* _Provided material_
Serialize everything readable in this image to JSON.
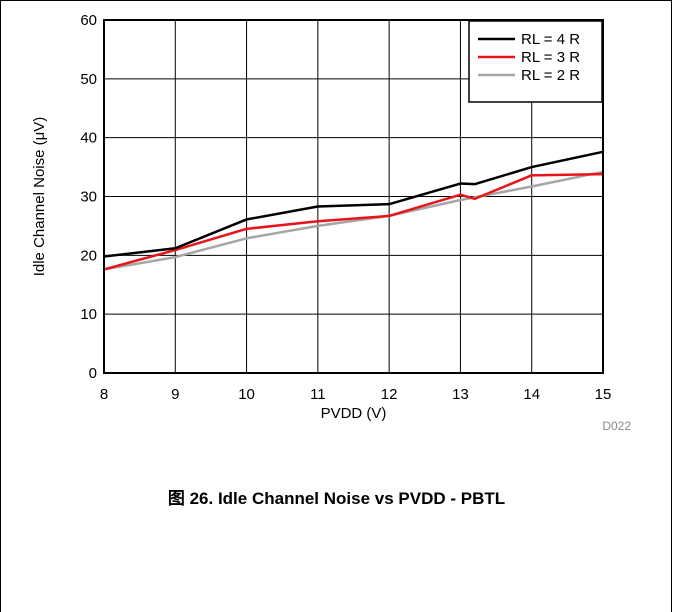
{
  "caption": "图 26. Idle Channel Noise vs PVDD - PBTL",
  "chart_data": {
    "type": "line",
    "xlabel": "PVDD (V)",
    "ylabel": "Idle Channel Noise (μV)",
    "xlim": [
      8,
      15
    ],
    "ylim": [
      0,
      60
    ],
    "xticks": [
      8,
      9,
      10,
      11,
      12,
      13,
      14,
      15
    ],
    "yticks": [
      0,
      10,
      20,
      30,
      40,
      50,
      60
    ],
    "grid": true,
    "legend_position": "top-right",
    "figure_id": "D022",
    "series": [
      {
        "name": "RL = 4 R",
        "color": "#000000",
        "x": [
          8,
          9,
          10,
          11,
          12,
          13,
          13.2,
          14,
          15
        ],
        "y": [
          19.8,
          21.2,
          26.1,
          28.3,
          28.7,
          32.2,
          32.1,
          35.0,
          37.6
        ]
      },
      {
        "name": "RL = 3 R",
        "color": "#e8141b",
        "x": [
          8,
          9,
          10,
          11,
          12,
          13,
          13.2,
          14,
          15
        ],
        "y": [
          17.6,
          20.9,
          24.5,
          25.8,
          26.7,
          30.3,
          29.6,
          33.6,
          33.8
        ]
      },
      {
        "name": "RL = 2 R",
        "color": "#a6a6a6",
        "x": [
          8,
          9,
          10,
          11,
          12,
          13,
          14,
          15
        ],
        "y": [
          17.6,
          19.7,
          22.9,
          25.0,
          26.7,
          29.4,
          31.7,
          34.2
        ]
      }
    ]
  }
}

* _Brief_
Report how many lines of the preceding records include "Noise". Output the number only.

* _Problem solution_
2